* **GOAL**:
Select and reproduce each line of the listing below that bears the string "panel".

* **RECORDS PROVIDED**:
<<<<

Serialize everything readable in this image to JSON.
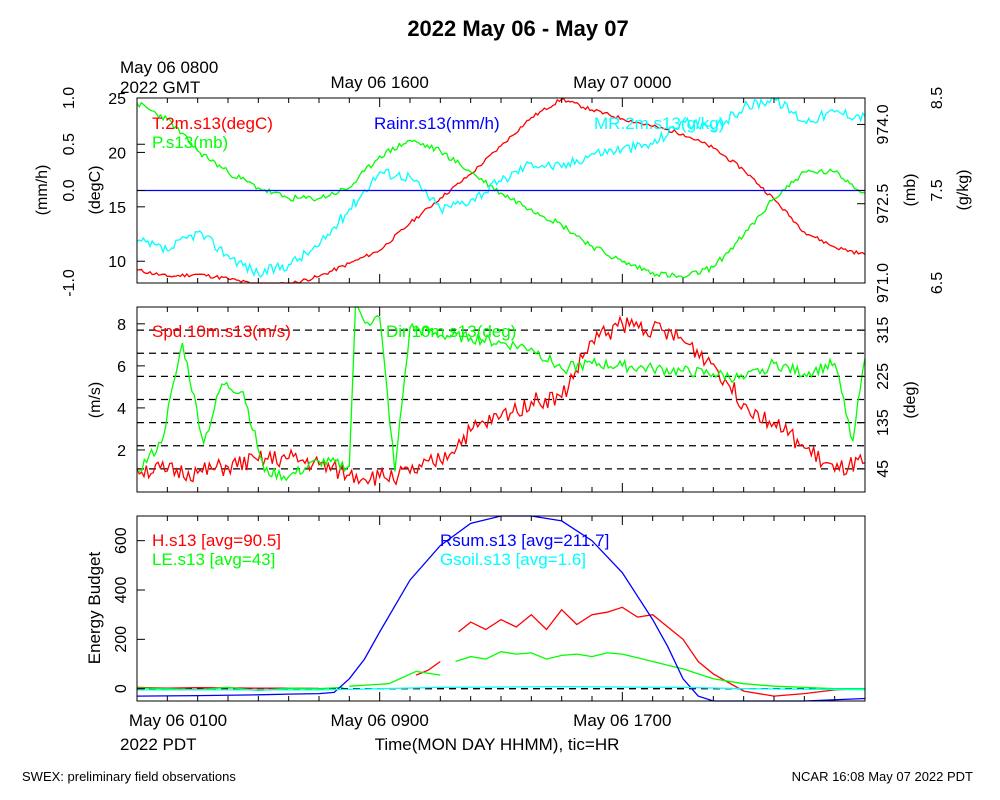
{
  "title": "2022 May 06 - May 07",
  "footer_left": "SWEX: preliminary field observations",
  "footer_right": "NCAR 16:08 May 07 2022 PDT",
  "colors": {
    "red": "#ff0000",
    "green": "#00ff00",
    "blue": "#0000ff",
    "cyan": "#00ffff",
    "black": "#000000"
  },
  "chart_data": [
    {
      "type": "line",
      "panel": "state",
      "top_axis": {
        "ticks": [
          {
            "hour": 0,
            "lines": [
              "May 06 0800",
              "2022 GMT"
            ]
          },
          {
            "hour": 8,
            "lines": [
              "May 06 1600"
            ]
          },
          {
            "hour": 16,
            "lines": [
              "May 07 0000"
            ]
          }
        ]
      },
      "axes": {
        "rain": {
          "label": "(mm/h)",
          "range": [
            -1.0,
            1.0
          ],
          "ticks": [
            "-1.0",
            "0.0",
            "0.5",
            "1.0"
          ],
          "tick_values": [
            -1.0,
            0.0,
            0.5,
            1.0
          ]
        },
        "temp": {
          "label": "(degC)",
          "range": [
            8,
            25
          ],
          "ticks": [
            "10",
            "15",
            "20",
            "25"
          ],
          "tick_values": [
            10,
            15,
            20,
            25
          ]
        },
        "pressure": {
          "label": "(mb)",
          "range": [
            971.0,
            974.5
          ],
          "ticks": [
            "971.0",
            "972.5",
            "974.0"
          ],
          "tick_values": [
            971.0,
            972.5,
            974.0
          ]
        },
        "mr": {
          "label": "(g/kg)",
          "range": [
            6.5,
            8.5
          ],
          "ticks": [
            "6.5",
            "7.5",
            "8.5"
          ],
          "tick_values": [
            6.5,
            7.5,
            8.5
          ]
        }
      },
      "series": [
        {
          "name": "T.2m.s13(degC)",
          "axis": "temp",
          "color": "#ff0000",
          "x": [
            0,
            1,
            2,
            3,
            4,
            5,
            6,
            7,
            8,
            9,
            10,
            11,
            12,
            13,
            14,
            15,
            16,
            17,
            18,
            19,
            20,
            21,
            22,
            23,
            24
          ],
          "y": [
            9.2,
            8.6,
            8.8,
            8.4,
            7.8,
            7.9,
            8.6,
            9.8,
            11.0,
            13.5,
            15.8,
            18.0,
            20.6,
            23.2,
            24.9,
            23.9,
            23.1,
            22.4,
            21.7,
            20.4,
            18.4,
            15.7,
            12.7,
            11.3,
            10.6
          ]
        },
        {
          "name": "P.s13(mb)",
          "axis": "pressure",
          "color": "#00ff00",
          "x": [
            0,
            1,
            2,
            3,
            4,
            5,
            6,
            7,
            8,
            9,
            10,
            11,
            12,
            13,
            14,
            15,
            16,
            17,
            18,
            19,
            20,
            21,
            22,
            23,
            24
          ],
          "y": [
            974.4,
            974.1,
            973.5,
            973.1,
            972.8,
            972.6,
            972.6,
            972.8,
            973.4,
            973.7,
            973.5,
            973.1,
            972.7,
            972.4,
            972.1,
            971.7,
            971.4,
            971.2,
            971.1,
            971.3,
            971.9,
            972.6,
            973.1,
            973.1,
            972.7
          ]
        },
        {
          "name": "MR.2m.s13(g/kg)",
          "axis": "mr",
          "color": "#00ffff",
          "x": [
            0,
            1,
            2,
            3,
            4,
            5,
            6,
            7,
            8,
            9,
            10,
            11,
            12,
            13,
            14,
            15,
            16,
            17,
            18,
            19,
            20,
            21,
            22,
            23,
            24
          ],
          "y": [
            6.95,
            6.85,
            7.05,
            6.8,
            6.6,
            6.7,
            6.9,
            7.3,
            7.7,
            7.65,
            7.3,
            7.4,
            7.6,
            7.8,
            7.75,
            7.9,
            7.95,
            8.0,
            8.25,
            8.15,
            8.4,
            8.5,
            8.25,
            8.35,
            8.3
          ]
        },
        {
          "name": "Rainr.s13(mm/h)",
          "axis": "rain",
          "color": "#0000ff",
          "x": [
            0,
            24
          ],
          "y": [
            0,
            0
          ]
        }
      ]
    },
    {
      "type": "line",
      "panel": "wind",
      "axes": {
        "speed": {
          "label": "(m/s)",
          "range": [
            0,
            8.8
          ],
          "ticks": [
            "2",
            "4",
            "6",
            "8"
          ],
          "tick_values": [
            2,
            4,
            6,
            8
          ]
        },
        "dir": {
          "label": "(deg)",
          "range": [
            0,
            360
          ],
          "ticks": [
            "45",
            "135",
            "225",
            "315"
          ],
          "tick_values": [
            45,
            135,
            225,
            315
          ]
        }
      },
      "dir_gridlines": [
        45,
        90,
        135,
        180,
        225,
        270,
        315,
        360
      ],
      "series": [
        {
          "name": "Spd.10m.s13(m/s)",
          "axis": "speed",
          "color": "#ff0000",
          "x": [
            0,
            1,
            2,
            3,
            4,
            5,
            6,
            7,
            8,
            9,
            10,
            11,
            12,
            13,
            14,
            15,
            16,
            17,
            18,
            19,
            20,
            21,
            22,
            23,
            24
          ],
          "y": [
            1.1,
            1.0,
            0.9,
            1.2,
            1.5,
            1.6,
            1.3,
            0.8,
            0.7,
            0.9,
            1.5,
            2.9,
            3.6,
            4.3,
            4.5,
            7.2,
            8.0,
            7.8,
            7.2,
            6.1,
            4.2,
            3.3,
            2.1,
            1.0,
            1.4
          ]
        },
        {
          "name": "Dir.10m.s13(deg)",
          "axis": "dir",
          "color": "#00ff00",
          "x": [
            0,
            0.8,
            1.5,
            2.2,
            2.8,
            3.5,
            4.2,
            5,
            6,
            7,
            7.2,
            7.6,
            8,
            8.5,
            9,
            10,
            11,
            12,
            13,
            14,
            15,
            16,
            17,
            18,
            19,
            20,
            21,
            22,
            23,
            23.6,
            24
          ],
          "y": [
            40,
            95,
            290,
            95,
            210,
            195,
            40,
            30,
            60,
            50,
            360,
            330,
            340,
            40,
            320,
            305,
            300,
            290,
            280,
            240,
            250,
            245,
            240,
            235,
            230,
            220,
            250,
            230,
            250,
            100,
            260
          ]
        }
      ]
    },
    {
      "type": "line",
      "panel": "energy",
      "x_axis": {
        "label": "Time(MON DAY HHMM), tic=HR",
        "ticks": [
          {
            "hour": 0,
            "label": "May 06 0100"
          },
          {
            "hour": 8,
            "label": "May 06 0900"
          },
          {
            "hour": 16,
            "label": "May 06 1700"
          }
        ],
        "corner": "2022 PDT"
      },
      "axes": {
        "energy": {
          "label": "Energy Budget",
          "range": [
            -50,
            700
          ],
          "ticks": [
            "0",
            "200",
            "400",
            "600"
          ],
          "tick_values": [
            0,
            200,
            400,
            600
          ]
        }
      },
      "series": [
        {
          "name": "H.s13",
          "avg_label": "[avg=90.5]",
          "color": "#ff0000",
          "segments": [
            {
              "x": [
                0,
                1,
                2,
                3,
                4,
                5,
                6
              ],
              "y": [
                5,
                2,
                4,
                3,
                2,
                2,
                1
              ]
            },
            {
              "x": [
                9.2,
                9.6,
                10.0
              ],
              "y": [
                55,
                75,
                110
              ]
            },
            {
              "x": [
                10.6,
                11.0,
                11.5,
                12,
                12.5,
                13,
                13.5,
                14,
                14.5,
                15,
                15.5,
                16,
                16.5,
                17,
                17.5,
                18,
                18.5,
                19,
                20,
                21,
                22,
                23,
                24
              ],
              "y": [
                230,
                270,
                240,
                280,
                250,
                300,
                240,
                320,
                260,
                300,
                310,
                330,
                290,
                300,
                250,
                200,
                110,
                60,
                -10,
                -30,
                -20,
                -5,
                0
              ]
            }
          ]
        },
        {
          "name": "LE.s13",
          "avg_label": "[avg=43]",
          "color": "#00ff00",
          "segments": [
            {
              "x": [
                0,
                1,
                2,
                3,
                4,
                5,
                6,
                6.8
              ],
              "y": [
                3,
                0,
                -5,
                5,
                -8,
                2,
                0,
                5
              ]
            },
            {
              "x": [
                7,
                8.3,
                9.2,
                10.0
              ],
              "y": [
                10,
                20,
                70,
                55
              ]
            },
            {
              "x": [
                10.5,
                11.0,
                11.5,
                12,
                12.5,
                13,
                13.5,
                14,
                14.5,
                15,
                15.5,
                16,
                16.5,
                17,
                17.5,
                18,
                18.5,
                19,
                20,
                21,
                22,
                23,
                24
              ],
              "y": [
                110,
                130,
                120,
                150,
                140,
                145,
                120,
                135,
                140,
                130,
                145,
                140,
                125,
                110,
                95,
                80,
                60,
                40,
                20,
                10,
                5,
                0,
                0
              ]
            }
          ]
        },
        {
          "name": "Rsum.s13",
          "avg_label": "[avg=211.7]",
          "color": "#0000ff",
          "segments": [
            {
              "x": [
                0,
                2,
                4,
                5,
                6,
                6.5,
                7,
                7.5,
                8,
                9,
                10,
                11,
                12,
                13,
                14,
                15,
                16,
                17,
                17.5,
                18,
                18.5,
                19,
                20,
                22,
                24
              ],
              "y": [
                -30,
                -28,
                -25,
                -22,
                -20,
                -15,
                40,
                120,
                230,
                440,
                580,
                670,
                720,
                720,
                680,
                600,
                470,
                280,
                170,
                40,
                -30,
                -60,
                -60,
                -50,
                -40
              ]
            }
          ]
        },
        {
          "name": "Gsoil.s13",
          "avg_label": "[avg=1.6]",
          "color": "#00ffff",
          "segments": [
            {
              "x": [
                0,
                6,
                7,
                10,
                14,
                18,
                20,
                24
              ],
              "y": [
                -5,
                -5,
                -3,
                5,
                8,
                5,
                0,
                -4
              ]
            }
          ]
        }
      ]
    }
  ]
}
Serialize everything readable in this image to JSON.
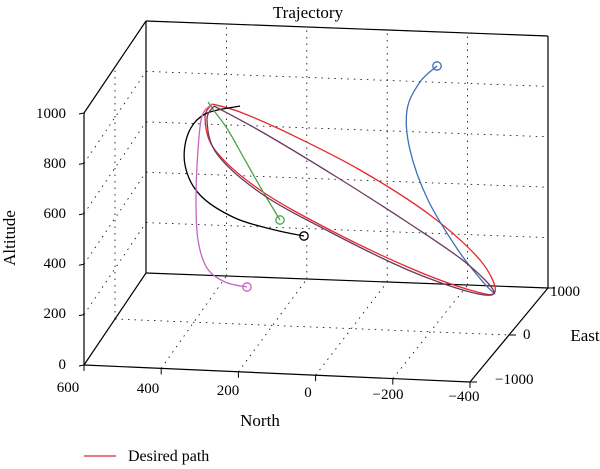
{
  "chart_data": {
    "type": "line",
    "title": "Trajectory",
    "axes": {
      "z_label": "Altitude",
      "x_label": "North",
      "y_label": "East",
      "z_ticks": [
        "0",
        "200",
        "400",
        "600",
        "800",
        "1000"
      ],
      "x_ticks": [
        "600",
        "400",
        "200",
        "0",
        "−200",
        "−400"
      ],
      "y_ticks": [
        "1000",
        "0",
        "−1000"
      ]
    },
    "grid": true,
    "legend": {
      "position": "bottom-left",
      "entries": [
        "Desired path"
      ]
    },
    "series": [
      {
        "name": "Desired path",
        "color": "#e8262a",
        "points": [
          [
            212,
            104
          ],
          [
            240,
            112
          ],
          [
            290,
            134
          ],
          [
            360,
            170
          ],
          [
            430,
            215
          ],
          [
            480,
            260
          ],
          [
            495,
            292
          ],
          [
            470,
            290
          ],
          [
            410,
            268
          ],
          [
            330,
            230
          ],
          [
            260,
            190
          ],
          [
            215,
            150
          ],
          [
            205,
            118
          ],
          [
            212,
            104
          ]
        ]
      },
      {
        "color": "#000000",
        "marker": "circle",
        "marker_at": "end",
        "points": [
          [
            240,
            106
          ],
          [
            205,
            114
          ],
          [
            188,
            134
          ],
          [
            185,
            165
          ],
          [
            200,
            195
          ],
          [
            235,
            218
          ],
          [
            275,
            230
          ],
          [
            304,
            236
          ]
        ]
      },
      {
        "color": "#4aa744",
        "marker": "circle",
        "marker_at": "end",
        "points": [
          [
            208,
            102
          ],
          [
            215,
            112
          ],
          [
            228,
            130
          ],
          [
            245,
            160
          ],
          [
            262,
            190
          ],
          [
            274,
            210
          ],
          [
            280,
            220
          ]
        ]
      },
      {
        "color": "#c565c1",
        "marker": "circle",
        "marker_at": "end",
        "points": [
          [
            212,
            104
          ],
          [
            202,
            116
          ],
          [
            198,
            150
          ],
          [
            196,
            200
          ],
          [
            198,
            240
          ],
          [
            207,
            268
          ],
          [
            225,
            282
          ],
          [
            247,
            287
          ]
        ]
      },
      {
        "color": "#3d6fb5",
        "marker": "circle",
        "marker_at": "start",
        "points": [
          [
            437,
            66
          ],
          [
            420,
            82
          ],
          [
            407,
            110
          ],
          [
            410,
            150
          ],
          [
            428,
            200
          ],
          [
            458,
            250
          ],
          [
            483,
            282
          ],
          [
            495,
            294
          ]
        ]
      },
      {
        "color": "#6b3a63",
        "points": [
          [
            214,
            106
          ],
          [
            262,
            132
          ],
          [
            335,
            176
          ],
          [
            410,
            224
          ],
          [
            465,
            262
          ],
          [
            494,
            292
          ],
          [
            470,
            292
          ],
          [
            408,
            270
          ],
          [
            330,
            232
          ],
          [
            262,
            194
          ],
          [
            217,
            154
          ],
          [
            207,
            120
          ],
          [
            214,
            106
          ]
        ]
      }
    ]
  }
}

>>>>

* **RESULT OF THIS TASK**:
      "panel": "state",
      "panel": "wind",
      "panel": "energy",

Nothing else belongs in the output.